* WHAT THE EXERCISE ASKS *
Keep every line where the word "relever" appears; drop the rest.

(Extracted data entries)
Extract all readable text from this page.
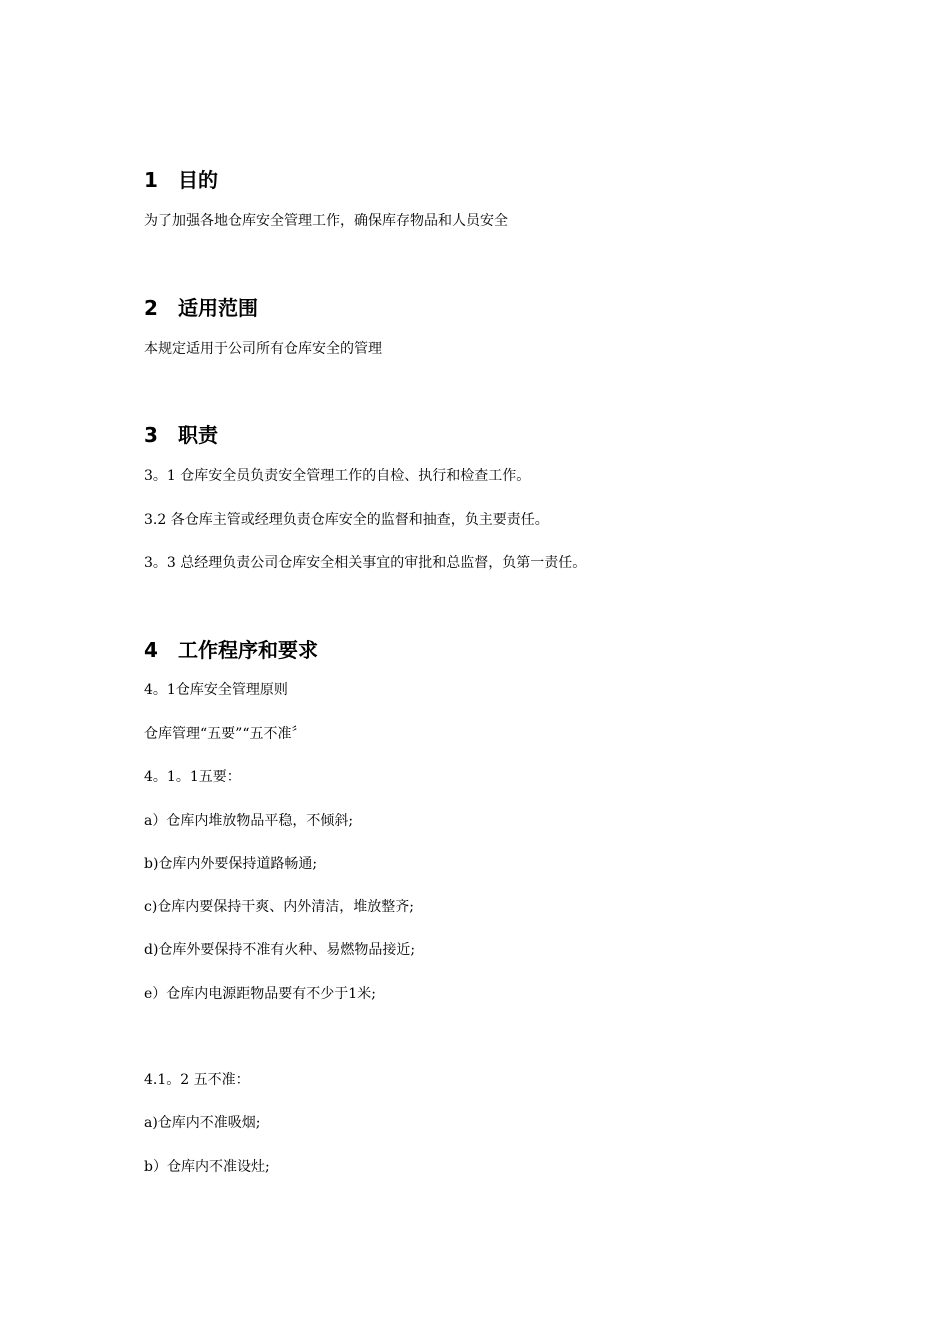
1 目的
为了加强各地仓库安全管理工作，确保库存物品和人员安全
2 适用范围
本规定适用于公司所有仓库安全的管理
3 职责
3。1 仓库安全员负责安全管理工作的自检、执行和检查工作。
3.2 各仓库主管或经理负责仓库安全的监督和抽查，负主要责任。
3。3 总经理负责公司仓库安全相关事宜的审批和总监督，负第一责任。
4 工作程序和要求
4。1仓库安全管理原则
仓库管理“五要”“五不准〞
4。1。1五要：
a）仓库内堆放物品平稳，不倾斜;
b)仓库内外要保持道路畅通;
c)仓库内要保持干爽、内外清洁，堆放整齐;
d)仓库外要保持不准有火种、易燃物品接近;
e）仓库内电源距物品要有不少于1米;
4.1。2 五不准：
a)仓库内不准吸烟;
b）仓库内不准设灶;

...

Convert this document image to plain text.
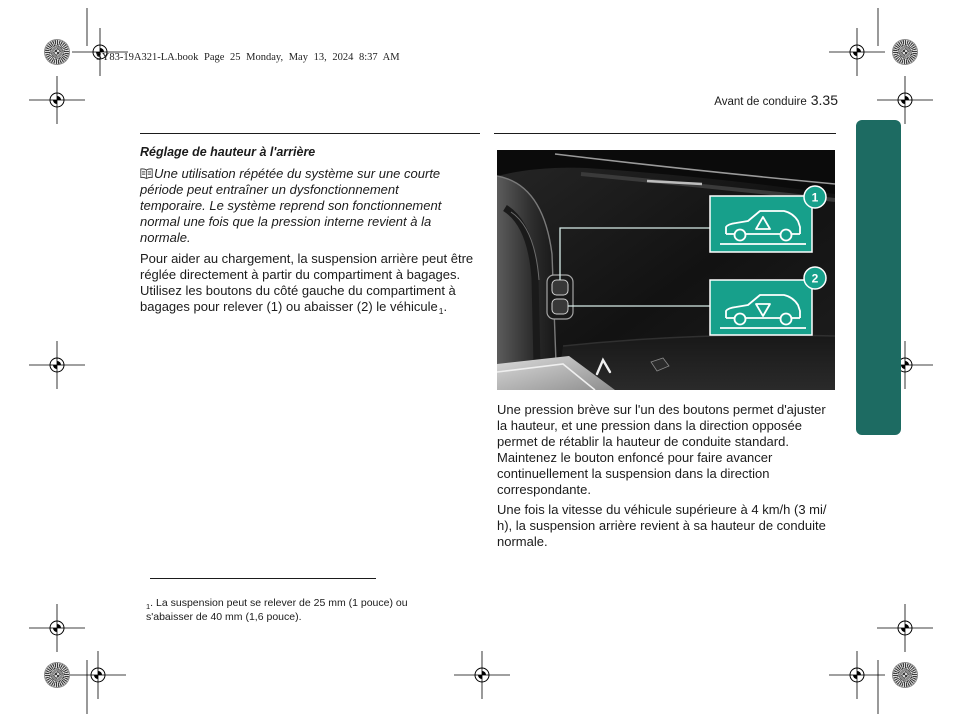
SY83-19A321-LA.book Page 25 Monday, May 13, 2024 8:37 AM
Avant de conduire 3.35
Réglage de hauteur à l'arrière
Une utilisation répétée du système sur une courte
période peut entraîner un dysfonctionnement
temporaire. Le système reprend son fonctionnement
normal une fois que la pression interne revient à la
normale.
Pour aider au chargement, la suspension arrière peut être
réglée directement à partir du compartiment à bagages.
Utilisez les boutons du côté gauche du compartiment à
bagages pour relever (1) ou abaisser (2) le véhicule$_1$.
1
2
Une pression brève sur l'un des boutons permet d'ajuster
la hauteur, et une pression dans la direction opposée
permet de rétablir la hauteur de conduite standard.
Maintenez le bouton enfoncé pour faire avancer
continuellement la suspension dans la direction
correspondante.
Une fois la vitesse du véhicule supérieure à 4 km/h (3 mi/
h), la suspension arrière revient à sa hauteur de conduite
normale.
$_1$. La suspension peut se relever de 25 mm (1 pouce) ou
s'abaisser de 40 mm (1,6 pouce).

* RESPONSE TO THE EXERCISE *
bagages pour relever (1) ou abaisser (2) le véhicule$_1$.
$_1$. La suspension peut se relever de 25 mm (1 pouce) ou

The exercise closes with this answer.